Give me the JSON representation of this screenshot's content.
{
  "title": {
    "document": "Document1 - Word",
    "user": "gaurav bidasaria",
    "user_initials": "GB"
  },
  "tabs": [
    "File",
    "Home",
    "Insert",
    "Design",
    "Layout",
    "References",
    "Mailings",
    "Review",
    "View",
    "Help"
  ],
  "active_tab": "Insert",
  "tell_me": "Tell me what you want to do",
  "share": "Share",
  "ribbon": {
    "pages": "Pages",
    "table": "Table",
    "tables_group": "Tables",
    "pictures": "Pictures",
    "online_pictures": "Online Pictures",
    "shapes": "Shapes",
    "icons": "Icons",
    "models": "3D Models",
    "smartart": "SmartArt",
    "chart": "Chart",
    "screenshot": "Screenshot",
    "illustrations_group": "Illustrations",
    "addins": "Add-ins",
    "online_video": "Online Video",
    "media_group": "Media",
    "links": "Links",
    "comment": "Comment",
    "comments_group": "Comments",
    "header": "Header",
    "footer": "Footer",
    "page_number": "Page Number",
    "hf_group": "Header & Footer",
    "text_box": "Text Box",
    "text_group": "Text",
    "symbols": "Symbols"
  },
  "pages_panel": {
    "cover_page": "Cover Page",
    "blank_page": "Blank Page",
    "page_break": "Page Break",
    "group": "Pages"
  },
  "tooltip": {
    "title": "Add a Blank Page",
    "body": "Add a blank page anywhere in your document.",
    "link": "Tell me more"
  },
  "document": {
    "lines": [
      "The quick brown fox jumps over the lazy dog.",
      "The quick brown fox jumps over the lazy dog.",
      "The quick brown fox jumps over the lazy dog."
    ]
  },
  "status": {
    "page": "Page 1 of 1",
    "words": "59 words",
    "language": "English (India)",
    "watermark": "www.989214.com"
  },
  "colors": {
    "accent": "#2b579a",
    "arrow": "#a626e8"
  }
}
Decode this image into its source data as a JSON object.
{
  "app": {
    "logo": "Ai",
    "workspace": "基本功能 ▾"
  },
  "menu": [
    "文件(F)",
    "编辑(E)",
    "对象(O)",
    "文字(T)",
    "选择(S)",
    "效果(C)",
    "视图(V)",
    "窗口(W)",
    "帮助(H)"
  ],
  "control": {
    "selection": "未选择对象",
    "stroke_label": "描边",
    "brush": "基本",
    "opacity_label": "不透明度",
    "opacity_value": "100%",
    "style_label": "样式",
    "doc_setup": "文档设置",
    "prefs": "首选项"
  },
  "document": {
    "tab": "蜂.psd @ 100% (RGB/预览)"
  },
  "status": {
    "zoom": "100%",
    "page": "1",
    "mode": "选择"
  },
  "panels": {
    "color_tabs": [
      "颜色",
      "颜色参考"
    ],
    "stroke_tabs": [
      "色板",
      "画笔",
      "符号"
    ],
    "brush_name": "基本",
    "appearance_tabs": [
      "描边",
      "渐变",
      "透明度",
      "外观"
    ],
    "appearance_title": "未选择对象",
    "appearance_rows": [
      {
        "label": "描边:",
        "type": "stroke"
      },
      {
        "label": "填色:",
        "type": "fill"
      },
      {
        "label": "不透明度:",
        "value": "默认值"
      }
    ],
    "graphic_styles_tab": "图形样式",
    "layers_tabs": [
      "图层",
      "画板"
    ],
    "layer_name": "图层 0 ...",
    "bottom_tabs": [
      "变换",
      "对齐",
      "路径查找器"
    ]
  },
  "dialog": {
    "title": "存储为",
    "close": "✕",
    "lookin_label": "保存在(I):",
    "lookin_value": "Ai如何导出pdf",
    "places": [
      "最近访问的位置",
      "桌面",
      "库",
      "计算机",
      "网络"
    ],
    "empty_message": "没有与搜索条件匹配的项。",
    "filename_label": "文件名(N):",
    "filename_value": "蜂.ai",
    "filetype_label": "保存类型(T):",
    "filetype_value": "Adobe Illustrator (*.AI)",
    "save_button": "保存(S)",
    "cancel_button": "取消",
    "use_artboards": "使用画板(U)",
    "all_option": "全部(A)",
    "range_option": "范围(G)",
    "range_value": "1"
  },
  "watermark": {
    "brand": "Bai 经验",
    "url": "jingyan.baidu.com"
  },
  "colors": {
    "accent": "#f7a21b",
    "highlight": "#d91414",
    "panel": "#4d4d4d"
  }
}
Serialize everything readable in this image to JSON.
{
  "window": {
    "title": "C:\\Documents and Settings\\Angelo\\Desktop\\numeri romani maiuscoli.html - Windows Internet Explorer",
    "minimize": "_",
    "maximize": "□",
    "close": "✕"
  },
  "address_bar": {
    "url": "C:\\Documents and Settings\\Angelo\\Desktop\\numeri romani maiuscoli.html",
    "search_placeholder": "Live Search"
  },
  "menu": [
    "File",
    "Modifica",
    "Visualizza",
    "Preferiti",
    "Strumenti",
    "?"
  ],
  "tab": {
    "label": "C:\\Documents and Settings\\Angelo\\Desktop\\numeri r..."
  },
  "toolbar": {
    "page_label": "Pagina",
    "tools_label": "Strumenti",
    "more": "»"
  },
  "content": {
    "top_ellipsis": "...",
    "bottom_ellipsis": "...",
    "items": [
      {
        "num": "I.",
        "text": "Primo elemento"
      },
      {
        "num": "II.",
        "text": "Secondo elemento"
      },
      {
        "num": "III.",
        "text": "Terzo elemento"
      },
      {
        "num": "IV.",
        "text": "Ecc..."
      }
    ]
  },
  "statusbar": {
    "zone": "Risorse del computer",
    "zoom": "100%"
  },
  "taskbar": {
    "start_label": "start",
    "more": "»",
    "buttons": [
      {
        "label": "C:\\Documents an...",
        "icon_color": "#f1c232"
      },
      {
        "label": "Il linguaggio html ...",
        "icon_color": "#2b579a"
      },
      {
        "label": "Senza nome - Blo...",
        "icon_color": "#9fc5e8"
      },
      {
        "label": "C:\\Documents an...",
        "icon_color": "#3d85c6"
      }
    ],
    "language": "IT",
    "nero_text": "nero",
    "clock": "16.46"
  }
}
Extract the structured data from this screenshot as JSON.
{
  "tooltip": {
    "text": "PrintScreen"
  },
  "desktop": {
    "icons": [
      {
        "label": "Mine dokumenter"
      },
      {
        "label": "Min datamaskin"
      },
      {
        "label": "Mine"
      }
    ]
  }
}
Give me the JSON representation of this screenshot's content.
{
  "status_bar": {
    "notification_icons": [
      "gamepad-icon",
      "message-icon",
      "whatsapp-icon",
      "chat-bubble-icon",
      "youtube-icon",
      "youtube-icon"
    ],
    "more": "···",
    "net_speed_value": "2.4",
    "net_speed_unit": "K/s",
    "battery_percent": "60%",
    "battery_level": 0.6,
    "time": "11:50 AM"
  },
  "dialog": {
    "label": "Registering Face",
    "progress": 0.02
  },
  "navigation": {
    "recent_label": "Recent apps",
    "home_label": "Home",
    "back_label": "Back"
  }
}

•••

Give an exact repetition of all the material.

* The completed task
Give me the JSON representation of this screenshot's content.
{
  "title": {
    "document": "Document1 - Word",
    "user": "gaurav bidasaria",
    "user_initials": "GB"
  },
  "tabs": [
    "File",
    "Home",
    "Insert",
    "Design",
    "Layout",
    "References",
    "Mailings",
    "Review",
    "View",
    "Help"
  ],
  "active_tab": "Insert",
  "tell_me": "Tell me what you want to do",
  "share": "Share",
  "ribbon": {
    "pages": "Pages",
    "table": "Table",
    "tables_group": "Tables",
    "pictures": "Pictures",
    "online_pictures": "Online Pictures",
    "shapes": "Shapes",
    "icons": "Icons",
    "models": "3D Models",
    "smartart": "SmartArt",
    "chart": "Chart",
    "screenshot": "Screenshot",
    "illustrations_group": "Illustrations",
    "addins": "Add-ins",
    "online_video": "Online Video",
    "media_group": "Media",
    "links": "Links",
    "comment": "Comment",
    "comments_group": "Comments",
    "header": "Header",
    "footer": "Footer",
    "page_number": "Page Number",
    "hf_group": "Header & Footer",
    "text_box": "Text Box",
    "text_group": "Text",
    "symbols": "Symbols"
  },
  "pages_panel": {
    "cover_page": "Cover Page",
    "blank_page": "Blank Page",
    "page_break": "Page Break",
    "group": "Pages"
  },
  "tooltip": {
    "title": "Add a Blank Page",
    "body": "Add a blank page anywhere in your document.",
    "link": "Tell me more"
  },
  "document": {
    "lines": [
      "The quick brown fox jumps over the lazy dog.",
      "The quick brown fox jumps over the lazy dog.",
      "The quick brown fox jumps over the lazy dog."
    ]
  },
  "status": {
    "page": "Page 1 of 1",
    "words": "59 words",
    "language": "English (India)",
    "watermark": "www.989214.com"
  },
  "colors": {
    "accent": "#2b579a",
    "arrow": "#a626e8"
  }
}
Decode this image into its source data as a JSON object.
{
  "app": {
    "logo": "Ai",
    "workspace": "基本功能 ▾"
  },
  "menu": [
    "文件(F)",
    "编辑(E)",
    "对象(O)",
    "文字(T)",
    "选择(S)",
    "效果(C)",
    "视图(V)",
    "窗口(W)",
    "帮助(H)"
  ],
  "control": {
    "selection": "未选择对象",
    "stroke_label": "描边",
    "brush": "基本",
    "opacity_label": "不透明度",
    "opacity_value": "100%",
    "style_label": "样式",
    "doc_setup": "文档设置",
    "prefs": "首选项"
  },
  "document": {
    "tab": "蜂.psd @ 100% (RGB/预览)"
  },
  "status": {
    "zoom": "100%",
    "page": "1",
    "mode": "选择"
  },
  "panels": {
    "color_tabs": [
      "颜色",
      "颜色参考"
    ],
    "stroke_tabs": [
      "色板",
      "画笔",
      "符号"
    ],
    "brush_name": "基本",
    "appearance_tabs": [
      "描边",
      "渐变",
      "透明度",
      "外观"
    ],
    "appearance_title": "未选择对象",
    "appearance_rows": [
      {
        "label": "描边:",
        "type": "stroke"
      },
      {
        "label": "填色:",
        "type": "fill"
      },
      {
        "label": "不透明度:",
        "value": "默认值"
      }
    ],
    "graphic_styles_tab": "图形样式",
    "layers_tabs": [
      "图层",
      "画板"
    ],
    "layer_name": "图层 0 ...",
    "bottom_tabs": [
      "变换",
      "对齐",
      "路径查找器"
    ]
  },
  "dialog": {
    "title": "存储为",
    "close": "✕",
    "lookin_label": "保存在(I):",
    "lookin_value": "Ai如何导出pdf",
    "places": [
      "最近访问的位置",
      "桌面",
      "库",
      "计算机",
      "网络"
    ],
    "empty_message": "没有与搜索条件匹配的项。",
    "filename_label": "文件名(N):",
    "filename_value": "蜂.ai",
    "filetype_label": "保存类型(T):",
    "filetype_value": "Adobe Illustrator (*.AI)",
    "save_button": "保存(S)",
    "cancel_button": "取消",
    "use_artboards": "使用画板(U)",
    "all_option": "全部(A)",
    "range_option": "范围(G)",
    "range_value": "1"
  },
  "watermark": {
    "brand": "Bai 经验",
    "url": "jingyan.baidu.com"
  },
  "colors": {
    "accent": "#f7a21b",
    "highlight": "#d91414",
    "panel": "#4d4d4d"
  }
}
Serialize everything readable in this image to JSON.
{
  "window": {
    "title": "C:\\Documents and Settings\\Angelo\\Desktop\\numeri romani maiuscoli.html - Windows Internet Explorer",
    "minimize": "_",
    "maximize": "□",
    "close": "✕"
  },
  "address_bar": {
    "url": "C:\\Documents and Settings\\Angelo\\Desktop\\numeri romani maiuscoli.html",
    "search_placeholder": "Live Search"
  },
  "menu": [
    "File",
    "Modifica",
    "Visualizza",
    "Preferiti",
    "Strumenti",
    "?"
  ],
  "tab": {
    "label": "C:\\Documents and Settings\\Angelo\\Desktop\\numeri r..."
  },
  "toolbar": {
    "page_label": "Pagina",
    "tools_label": "Strumenti",
    "more": "»"
  },
  "content": {
    "top_ellipsis": "...",
    "bottom_ellipsis": "...",
    "items": [
      {
        "num": "I.",
        "text": "Primo elemento"
      },
      {
        "num": "II.",
        "text": "Secondo elemento"
      },
      {
        "num": "III.",
        "text": "Terzo elemento"
      },
      {
        "num": "IV.",
        "text": "Ecc..."
      }
    ]
  },
  "statusbar": {
    "zone": "Risorse del computer",
    "zoom": "100%"
  },
  "taskbar": {
    "start_label": "start",
    "more": "»",
    "buttons": [
      {
        "label": "C:\\Documents an...",
        "icon_color": "#f1c232"
      },
      {
        "label": "Il linguaggio html ...",
        "icon_color": "#2b579a"
      },
      {
        "label": "Senza nome - Blo...",
        "icon_color": "#9fc5e8"
      },
      {
        "label": "C:\\Documents an...",
        "icon_color": "#3d85c6"
      }
    ],
    "language": "IT",
    "nero_text": "nero",
    "clock": "16.46"
  }
}
Extract the structured data from this screenshot as JSON.
{
  "tooltip": {
    "text": "PrintScreen"
  },
  "desktop": {
    "icons": [
      {
        "label": "Mine dokumenter"
      },
      {
        "label": "Min datamaskin"
      },
      {
        "label": "Mine"
      }
    ]
  }
}
Give me the JSON representation of this screenshot's content.
{
  "status_bar": {
    "notification_icons": [
      "gamepad-icon",
      "message-icon",
      "whatsapp-icon",
      "chat-bubble-icon",
      "youtube-icon",
      "youtube-icon"
    ],
    "more": "···",
    "net_speed_value": "2.4",
    "net_speed_unit": "K/s",
    "battery_percent": "60%",
    "battery_level": 0.6,
    "time": "11:50 AM"
  },
  "dialog": {
    "label": "Registering Face",
    "progress": 0.02
  },
  "navigation": {
    "recent_label": "Recent apps",
    "home_label": "Home",
    "back_label": "Back"
  }
}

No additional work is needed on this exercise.